TASK TO CARRY OUT
Search the listing below for the string "press" and show each line that contains it.

☆ ☆ ☆ ☆ ☆ ☆ ☆

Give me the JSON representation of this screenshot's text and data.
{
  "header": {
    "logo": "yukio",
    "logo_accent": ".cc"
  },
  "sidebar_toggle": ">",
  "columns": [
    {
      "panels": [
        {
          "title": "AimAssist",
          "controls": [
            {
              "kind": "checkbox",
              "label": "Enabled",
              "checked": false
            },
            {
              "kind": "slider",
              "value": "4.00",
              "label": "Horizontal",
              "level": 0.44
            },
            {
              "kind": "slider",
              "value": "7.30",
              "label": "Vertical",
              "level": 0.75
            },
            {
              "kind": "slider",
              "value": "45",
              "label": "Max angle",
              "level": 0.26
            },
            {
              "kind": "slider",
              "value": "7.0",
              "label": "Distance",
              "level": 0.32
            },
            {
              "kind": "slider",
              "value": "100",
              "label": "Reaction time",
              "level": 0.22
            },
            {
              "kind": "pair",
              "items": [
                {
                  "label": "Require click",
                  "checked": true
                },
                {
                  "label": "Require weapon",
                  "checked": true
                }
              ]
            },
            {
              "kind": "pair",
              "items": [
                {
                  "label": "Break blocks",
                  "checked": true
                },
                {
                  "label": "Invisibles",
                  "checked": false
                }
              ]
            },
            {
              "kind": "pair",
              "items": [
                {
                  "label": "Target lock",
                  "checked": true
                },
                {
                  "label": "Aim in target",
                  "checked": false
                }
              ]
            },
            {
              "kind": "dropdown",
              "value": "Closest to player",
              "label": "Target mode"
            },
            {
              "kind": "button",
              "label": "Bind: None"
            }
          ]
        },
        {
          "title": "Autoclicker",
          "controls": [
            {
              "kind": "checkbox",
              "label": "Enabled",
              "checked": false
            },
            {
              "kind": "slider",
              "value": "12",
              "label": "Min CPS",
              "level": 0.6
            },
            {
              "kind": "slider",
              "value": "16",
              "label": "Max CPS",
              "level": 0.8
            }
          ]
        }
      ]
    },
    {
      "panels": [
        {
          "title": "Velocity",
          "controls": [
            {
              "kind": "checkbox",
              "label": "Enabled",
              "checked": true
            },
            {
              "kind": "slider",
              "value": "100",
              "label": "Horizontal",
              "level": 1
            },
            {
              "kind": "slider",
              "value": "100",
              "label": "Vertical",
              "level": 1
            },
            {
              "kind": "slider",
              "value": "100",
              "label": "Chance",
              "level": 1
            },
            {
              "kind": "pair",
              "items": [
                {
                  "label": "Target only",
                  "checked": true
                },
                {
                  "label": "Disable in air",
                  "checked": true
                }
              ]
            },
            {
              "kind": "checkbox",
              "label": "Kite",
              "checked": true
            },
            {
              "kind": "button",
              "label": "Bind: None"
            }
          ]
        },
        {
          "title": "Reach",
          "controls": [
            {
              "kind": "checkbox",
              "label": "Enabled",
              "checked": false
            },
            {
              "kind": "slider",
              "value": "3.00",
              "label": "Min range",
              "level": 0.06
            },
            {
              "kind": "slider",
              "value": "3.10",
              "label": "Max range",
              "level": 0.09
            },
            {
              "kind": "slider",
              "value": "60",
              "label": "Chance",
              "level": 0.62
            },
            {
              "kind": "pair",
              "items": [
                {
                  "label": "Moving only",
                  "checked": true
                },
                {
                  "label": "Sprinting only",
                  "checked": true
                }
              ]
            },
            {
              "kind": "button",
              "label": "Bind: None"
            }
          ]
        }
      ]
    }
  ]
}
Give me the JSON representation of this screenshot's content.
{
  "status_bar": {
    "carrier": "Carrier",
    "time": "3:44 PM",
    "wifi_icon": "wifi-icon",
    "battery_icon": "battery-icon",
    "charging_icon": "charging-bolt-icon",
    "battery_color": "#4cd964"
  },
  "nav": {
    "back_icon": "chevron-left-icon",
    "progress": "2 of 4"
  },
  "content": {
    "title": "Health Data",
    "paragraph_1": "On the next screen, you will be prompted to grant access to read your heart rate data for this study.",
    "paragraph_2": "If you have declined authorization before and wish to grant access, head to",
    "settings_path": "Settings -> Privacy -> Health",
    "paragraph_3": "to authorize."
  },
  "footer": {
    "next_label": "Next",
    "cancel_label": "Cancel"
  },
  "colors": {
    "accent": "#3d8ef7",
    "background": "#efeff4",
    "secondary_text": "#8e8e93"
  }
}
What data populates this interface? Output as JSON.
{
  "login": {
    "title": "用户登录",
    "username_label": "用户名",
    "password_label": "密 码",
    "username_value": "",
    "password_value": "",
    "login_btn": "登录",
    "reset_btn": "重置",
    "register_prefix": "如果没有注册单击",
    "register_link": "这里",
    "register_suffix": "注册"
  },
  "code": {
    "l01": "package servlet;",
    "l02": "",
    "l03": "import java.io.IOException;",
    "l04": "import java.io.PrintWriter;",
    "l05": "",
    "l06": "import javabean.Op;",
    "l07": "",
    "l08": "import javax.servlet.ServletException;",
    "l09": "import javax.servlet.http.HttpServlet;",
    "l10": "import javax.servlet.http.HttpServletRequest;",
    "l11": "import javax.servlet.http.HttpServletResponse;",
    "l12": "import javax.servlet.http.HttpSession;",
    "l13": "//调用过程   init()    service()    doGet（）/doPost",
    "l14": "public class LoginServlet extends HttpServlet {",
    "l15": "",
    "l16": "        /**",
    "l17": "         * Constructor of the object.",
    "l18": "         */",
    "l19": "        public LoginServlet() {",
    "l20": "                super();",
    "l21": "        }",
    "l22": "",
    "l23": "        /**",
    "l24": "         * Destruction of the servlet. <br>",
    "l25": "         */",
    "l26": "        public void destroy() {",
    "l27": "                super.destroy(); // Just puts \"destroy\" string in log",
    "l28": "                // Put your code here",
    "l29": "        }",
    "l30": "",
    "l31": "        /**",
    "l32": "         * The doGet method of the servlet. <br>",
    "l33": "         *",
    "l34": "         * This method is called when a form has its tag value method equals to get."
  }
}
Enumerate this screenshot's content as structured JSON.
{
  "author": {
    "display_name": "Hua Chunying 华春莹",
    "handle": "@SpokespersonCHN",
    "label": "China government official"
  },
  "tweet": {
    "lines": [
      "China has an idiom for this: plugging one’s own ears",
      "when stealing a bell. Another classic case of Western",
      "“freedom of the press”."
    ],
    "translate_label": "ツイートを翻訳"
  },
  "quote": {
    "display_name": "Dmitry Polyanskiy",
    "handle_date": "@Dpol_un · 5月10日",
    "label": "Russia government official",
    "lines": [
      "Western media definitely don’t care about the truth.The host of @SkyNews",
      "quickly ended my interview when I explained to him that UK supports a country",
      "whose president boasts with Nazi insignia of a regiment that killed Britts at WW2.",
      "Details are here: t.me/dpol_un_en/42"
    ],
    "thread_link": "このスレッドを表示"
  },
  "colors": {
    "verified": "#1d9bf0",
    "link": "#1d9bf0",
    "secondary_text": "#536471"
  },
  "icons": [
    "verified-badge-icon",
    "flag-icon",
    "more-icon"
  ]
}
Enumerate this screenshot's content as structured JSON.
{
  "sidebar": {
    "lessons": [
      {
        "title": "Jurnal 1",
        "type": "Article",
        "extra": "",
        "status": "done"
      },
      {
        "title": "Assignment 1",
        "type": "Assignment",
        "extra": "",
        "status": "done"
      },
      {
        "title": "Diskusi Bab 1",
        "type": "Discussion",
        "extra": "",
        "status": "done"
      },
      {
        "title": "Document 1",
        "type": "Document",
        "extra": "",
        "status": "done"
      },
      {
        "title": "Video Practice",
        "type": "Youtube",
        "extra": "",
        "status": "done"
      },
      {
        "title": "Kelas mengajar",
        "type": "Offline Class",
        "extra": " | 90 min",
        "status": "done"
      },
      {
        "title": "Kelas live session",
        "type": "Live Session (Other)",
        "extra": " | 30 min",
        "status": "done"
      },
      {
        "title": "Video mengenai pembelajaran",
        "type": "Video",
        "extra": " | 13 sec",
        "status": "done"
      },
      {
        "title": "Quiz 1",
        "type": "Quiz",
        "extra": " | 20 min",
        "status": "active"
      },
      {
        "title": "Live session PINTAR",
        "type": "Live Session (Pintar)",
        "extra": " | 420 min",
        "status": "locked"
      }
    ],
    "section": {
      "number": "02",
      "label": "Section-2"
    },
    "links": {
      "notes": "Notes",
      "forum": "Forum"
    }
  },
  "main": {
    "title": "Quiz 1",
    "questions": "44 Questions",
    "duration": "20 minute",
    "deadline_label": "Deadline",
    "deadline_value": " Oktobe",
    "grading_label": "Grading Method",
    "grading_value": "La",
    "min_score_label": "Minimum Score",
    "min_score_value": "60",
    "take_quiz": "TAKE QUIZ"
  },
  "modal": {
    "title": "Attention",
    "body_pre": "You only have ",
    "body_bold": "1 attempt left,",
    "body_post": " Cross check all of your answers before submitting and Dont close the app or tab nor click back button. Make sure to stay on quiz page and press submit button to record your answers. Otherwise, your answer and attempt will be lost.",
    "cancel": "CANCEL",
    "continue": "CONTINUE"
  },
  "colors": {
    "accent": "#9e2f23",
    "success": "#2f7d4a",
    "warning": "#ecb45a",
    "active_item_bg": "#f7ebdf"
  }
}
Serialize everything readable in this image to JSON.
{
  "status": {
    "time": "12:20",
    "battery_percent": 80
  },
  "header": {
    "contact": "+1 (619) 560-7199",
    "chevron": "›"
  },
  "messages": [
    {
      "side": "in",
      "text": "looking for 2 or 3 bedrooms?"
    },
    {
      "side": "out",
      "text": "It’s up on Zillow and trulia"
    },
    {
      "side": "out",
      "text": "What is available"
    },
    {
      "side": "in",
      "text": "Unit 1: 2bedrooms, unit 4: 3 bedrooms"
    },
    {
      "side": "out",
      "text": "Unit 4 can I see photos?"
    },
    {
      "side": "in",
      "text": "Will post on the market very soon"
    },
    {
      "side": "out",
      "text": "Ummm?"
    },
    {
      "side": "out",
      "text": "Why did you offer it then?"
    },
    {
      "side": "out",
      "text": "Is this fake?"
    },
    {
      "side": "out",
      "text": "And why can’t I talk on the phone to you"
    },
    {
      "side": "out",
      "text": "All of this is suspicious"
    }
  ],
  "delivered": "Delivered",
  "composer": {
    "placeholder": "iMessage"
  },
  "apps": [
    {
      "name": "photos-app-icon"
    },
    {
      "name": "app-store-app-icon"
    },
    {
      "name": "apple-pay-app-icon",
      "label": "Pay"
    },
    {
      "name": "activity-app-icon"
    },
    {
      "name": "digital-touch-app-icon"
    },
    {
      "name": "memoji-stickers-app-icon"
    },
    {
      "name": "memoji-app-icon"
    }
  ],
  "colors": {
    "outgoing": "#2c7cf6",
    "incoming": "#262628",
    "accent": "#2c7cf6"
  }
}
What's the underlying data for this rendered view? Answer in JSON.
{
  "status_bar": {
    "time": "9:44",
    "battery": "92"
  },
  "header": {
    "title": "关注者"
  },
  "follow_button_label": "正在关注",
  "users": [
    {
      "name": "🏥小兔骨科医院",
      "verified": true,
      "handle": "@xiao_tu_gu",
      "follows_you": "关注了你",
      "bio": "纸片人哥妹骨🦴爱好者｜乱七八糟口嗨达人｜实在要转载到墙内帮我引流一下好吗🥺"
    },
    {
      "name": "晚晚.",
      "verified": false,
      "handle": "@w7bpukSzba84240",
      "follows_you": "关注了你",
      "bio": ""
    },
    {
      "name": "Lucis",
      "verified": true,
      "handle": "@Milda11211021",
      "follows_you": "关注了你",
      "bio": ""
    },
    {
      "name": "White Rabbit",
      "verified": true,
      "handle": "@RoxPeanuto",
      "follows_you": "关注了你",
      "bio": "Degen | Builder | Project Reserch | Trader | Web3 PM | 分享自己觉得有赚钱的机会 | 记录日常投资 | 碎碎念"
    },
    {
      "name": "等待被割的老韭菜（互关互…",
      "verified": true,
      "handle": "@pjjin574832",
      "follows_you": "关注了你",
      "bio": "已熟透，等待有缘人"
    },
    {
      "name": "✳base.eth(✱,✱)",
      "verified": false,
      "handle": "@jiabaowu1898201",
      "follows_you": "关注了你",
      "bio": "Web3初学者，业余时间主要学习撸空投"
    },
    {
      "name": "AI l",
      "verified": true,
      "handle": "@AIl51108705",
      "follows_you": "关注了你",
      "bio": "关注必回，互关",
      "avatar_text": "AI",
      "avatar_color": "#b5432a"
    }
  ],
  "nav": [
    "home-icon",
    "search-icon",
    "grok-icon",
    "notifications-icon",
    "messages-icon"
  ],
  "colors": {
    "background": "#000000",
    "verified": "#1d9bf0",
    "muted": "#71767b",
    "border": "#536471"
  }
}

☆ ☆ ☆ ☆ ☆ ☆ ☆

SOLUTION TO THIS TASK
      "“freedom of the press”."
    "body_post": " Cross check all of your answers before submitting and Dont close the app or tab nor click back button. Make sure to stay on quiz page and press submit button to record your answers. Otherwise, your answer and attempt will be lost.",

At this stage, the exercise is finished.